### Requirement:
Keep the wording of each record exactly the same when you repeat it, and leave out pictures.

### Supplied information:

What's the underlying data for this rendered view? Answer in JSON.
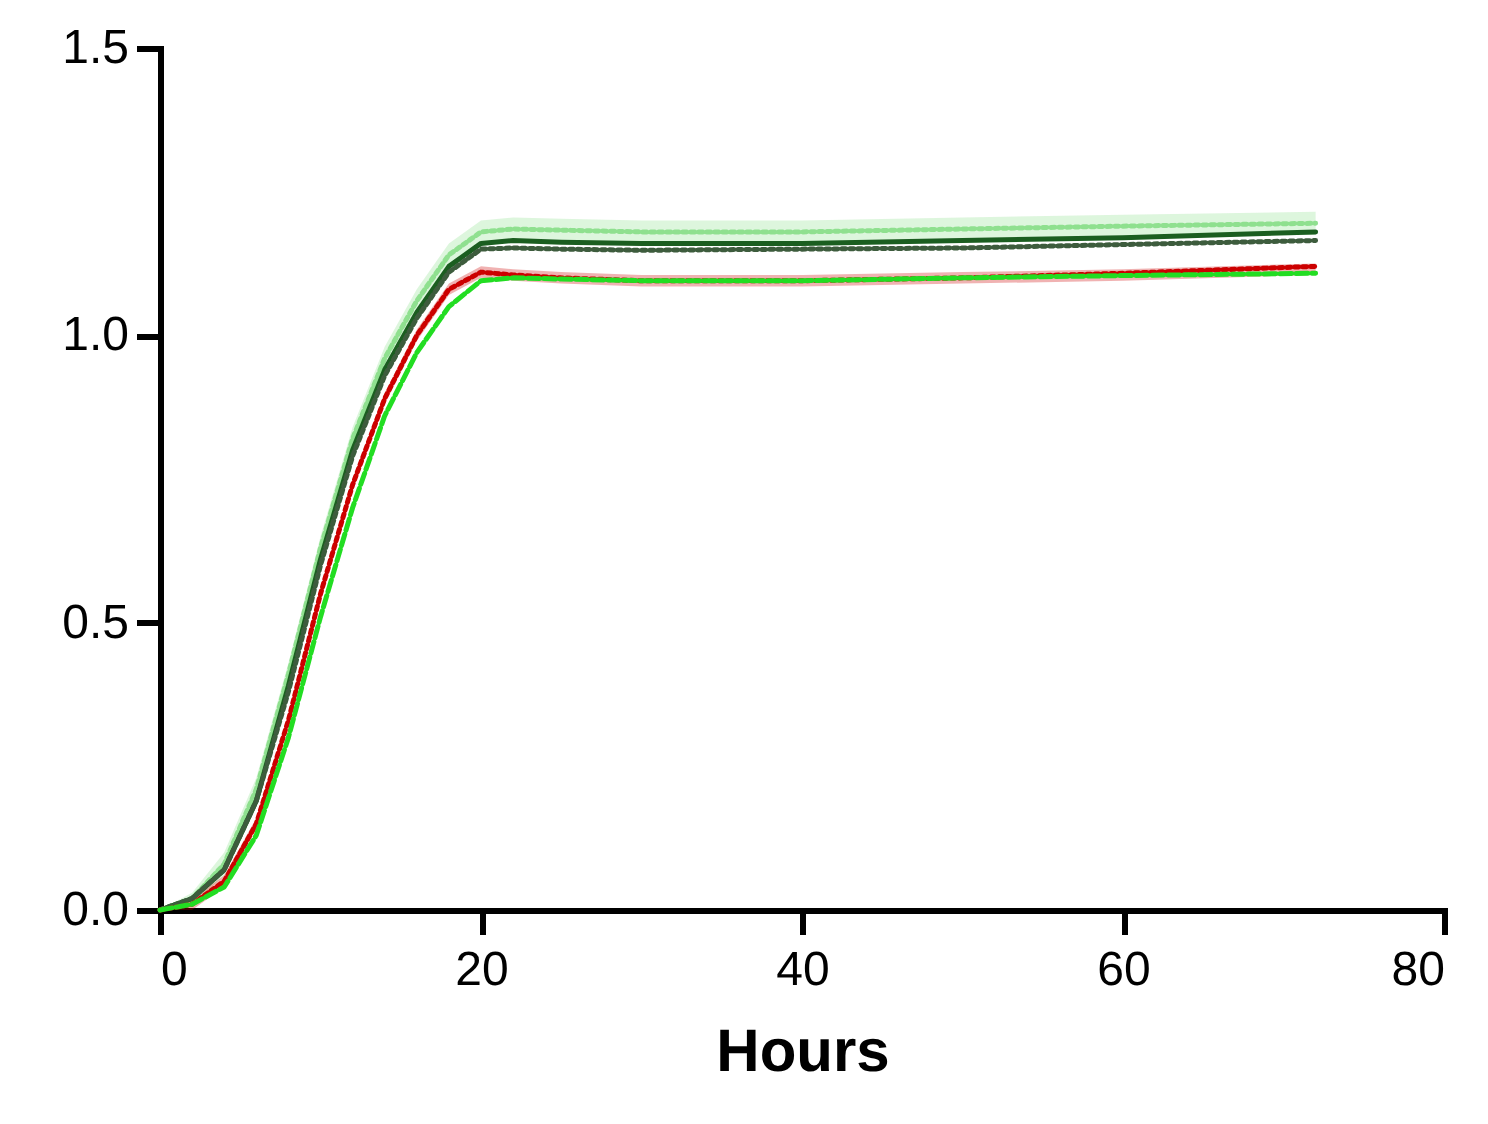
{
  "chart_data": {
    "type": "line",
    "xlabel": "Hours",
    "x": [
      0,
      2,
      4,
      6,
      8,
      10,
      12,
      14,
      16,
      18,
      20,
      22,
      25,
      30,
      40,
      50,
      60,
      72
    ],
    "xlim": [
      0,
      80
    ],
    "xticks": [
      0,
      20,
      40,
      60,
      80
    ],
    "ylim": [
      0,
      1.5
    ],
    "yticks": [
      {
        "value": 0,
        "label": "0.0"
      },
      0.5,
      {
        "value": 1,
        "label": "1.0"
      },
      1.5
    ],
    "grid": false,
    "series": [
      {
        "color": "#8fe08f",
        "line_style": "dotted",
        "values": [
          0,
          0.02,
          0.08,
          0.21,
          0.41,
          0.63,
          0.82,
          0.96,
          1.06,
          1.14,
          1.18,
          1.185,
          1.183,
          1.18,
          1.18,
          1.185,
          1.19,
          1.195
        ],
        "lower": [
          0,
          0.01,
          0.06,
          0.19,
          0.39,
          0.61,
          0.8,
          0.94,
          1.04,
          1.12,
          1.16,
          1.165,
          1.163,
          1.16,
          1.16,
          1.165,
          1.17,
          1.175
        ],
        "upper": [
          0,
          0.03,
          0.1,
          0.23,
          0.43,
          0.65,
          0.84,
          0.98,
          1.08,
          1.16,
          1.2,
          1.205,
          1.203,
          1.2,
          1.2,
          1.205,
          1.21,
          1.215
        ]
      },
      {
        "color": "#1b5e20",
        "line_style": "solid",
        "values": [
          0,
          0.02,
          0.07,
          0.19,
          0.39,
          0.61,
          0.8,
          0.94,
          1.04,
          1.12,
          1.16,
          1.165,
          1.162,
          1.16,
          1.16,
          1.165,
          1.17,
          1.18
        ]
      },
      {
        "color": "#3d5c3d",
        "line_style": "dotted",
        "values": [
          0,
          0.02,
          0.07,
          0.19,
          0.38,
          0.6,
          0.79,
          0.93,
          1.03,
          1.11,
          1.15,
          1.152,
          1.15,
          1.148,
          1.15,
          1.152,
          1.158,
          1.165
        ]
      },
      {
        "color": "#cc0000",
        "line_style": "dotted",
        "values": [
          0,
          0.01,
          0.05,
          0.15,
          0.33,
          0.55,
          0.74,
          0.89,
          1,
          1.08,
          1.11,
          1.105,
          1.1,
          1.095,
          1.095,
          1.1,
          1.108,
          1.12
        ],
        "lower": [
          0,
          0,
          0.04,
          0.14,
          0.32,
          0.54,
          0.73,
          0.88,
          0.99,
          1.07,
          1.1,
          1.095,
          1.09,
          1.085,
          1.085,
          1.09,
          1.095,
          1.105
        ],
        "upper": [
          0,
          0.02,
          0.06,
          0.16,
          0.34,
          0.56,
          0.75,
          0.9,
          1.01,
          1.09,
          1.12,
          1.115,
          1.11,
          1.105,
          1.105,
          1.11,
          1.115,
          1.125
        ]
      },
      {
        "color": "#22dd22",
        "line_style": "dashed",
        "values": [
          0,
          0.01,
          0.04,
          0.13,
          0.3,
          0.51,
          0.7,
          0.86,
          0.97,
          1.05,
          1.095,
          1.1,
          1.098,
          1.095,
          1.095,
          1.1,
          1.104,
          1.108
        ]
      }
    ]
  }
}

### Finished task:
What's the underlying data for this rendered view? Answer in JSON.
{
  "chart_data": {
    "type": "line",
    "xlabel": "Hours",
    "x": [
      0,
      2,
      4,
      6,
      8,
      10,
      12,
      14,
      16,
      18,
      20,
      22,
      25,
      30,
      40,
      50,
      60,
      72
    ],
    "xlim": [
      0,
      80
    ],
    "xticks": [
      0,
      20,
      40,
      60,
      80
    ],
    "ylim": [
      0,
      1.5
    ],
    "yticks": [
      {
        "value": 0,
        "label": "0.0"
      },
      0.5,
      {
        "value": 1,
        "label": "1.0"
      },
      1.5
    ],
    "grid": false,
    "series": [
      {
        "color": "#8fe08f",
        "line_style": "dotted",
        "values": [
          0,
          0.02,
          0.08,
          0.21,
          0.41,
          0.63,
          0.82,
          0.96,
          1.06,
          1.14,
          1.18,
          1.185,
          1.183,
          1.18,
          1.18,
          1.185,
          1.19,
          1.195
        ],
        "lower": [
          0,
          0.01,
          0.06,
          0.19,
          0.39,
          0.61,
          0.8,
          0.94,
          1.04,
          1.12,
          1.16,
          1.165,
          1.163,
          1.16,
          1.16,
          1.165,
          1.17,
          1.175
        ],
        "upper": [
          0,
          0.03,
          0.1,
          0.23,
          0.43,
          0.65,
          0.84,
          0.98,
          1.08,
          1.16,
          1.2,
          1.205,
          1.203,
          1.2,
          1.2,
          1.205,
          1.21,
          1.215
        ]
      },
      {
        "color": "#1b5e20",
        "line_style": "solid",
        "values": [
          0,
          0.02,
          0.07,
          0.19,
          0.39,
          0.61,
          0.8,
          0.94,
          1.04,
          1.12,
          1.16,
          1.165,
          1.162,
          1.16,
          1.16,
          1.165,
          1.17,
          1.18
        ]
      },
      {
        "color": "#3d5c3d",
        "line_style": "dotted",
        "values": [
          0,
          0.02,
          0.07,
          0.19,
          0.38,
          0.6,
          0.79,
          0.93,
          1.03,
          1.11,
          1.15,
          1.152,
          1.15,
          1.148,
          1.15,
          1.152,
          1.158,
          1.165
        ]
      },
      {
        "color": "#cc0000",
        "line_style": "dotted",
        "values": [
          0,
          0.01,
          0.05,
          0.15,
          0.33,
          0.55,
          0.74,
          0.89,
          1,
          1.08,
          1.11,
          1.105,
          1.1,
          1.095,
          1.095,
          1.1,
          1.108,
          1.12
        ],
        "lower": [
          0,
          0,
          0.04,
          0.14,
          0.32,
          0.54,
          0.73,
          0.88,
          0.99,
          1.07,
          1.1,
          1.095,
          1.09,
          1.085,
          1.085,
          1.09,
          1.095,
          1.105
        ],
        "upper": [
          0,
          0.02,
          0.06,
          0.16,
          0.34,
          0.56,
          0.75,
          0.9,
          1.01,
          1.09,
          1.12,
          1.115,
          1.11,
          1.105,
          1.105,
          1.11,
          1.115,
          1.125
        ]
      },
      {
        "color": "#22dd22",
        "line_style": "dashed",
        "values": [
          0,
          0.01,
          0.04,
          0.13,
          0.3,
          0.51,
          0.7,
          0.86,
          0.97,
          1.05,
          1.095,
          1.1,
          1.098,
          1.095,
          1.095,
          1.1,
          1.104,
          1.108
        ]
      }
    ]
  }
}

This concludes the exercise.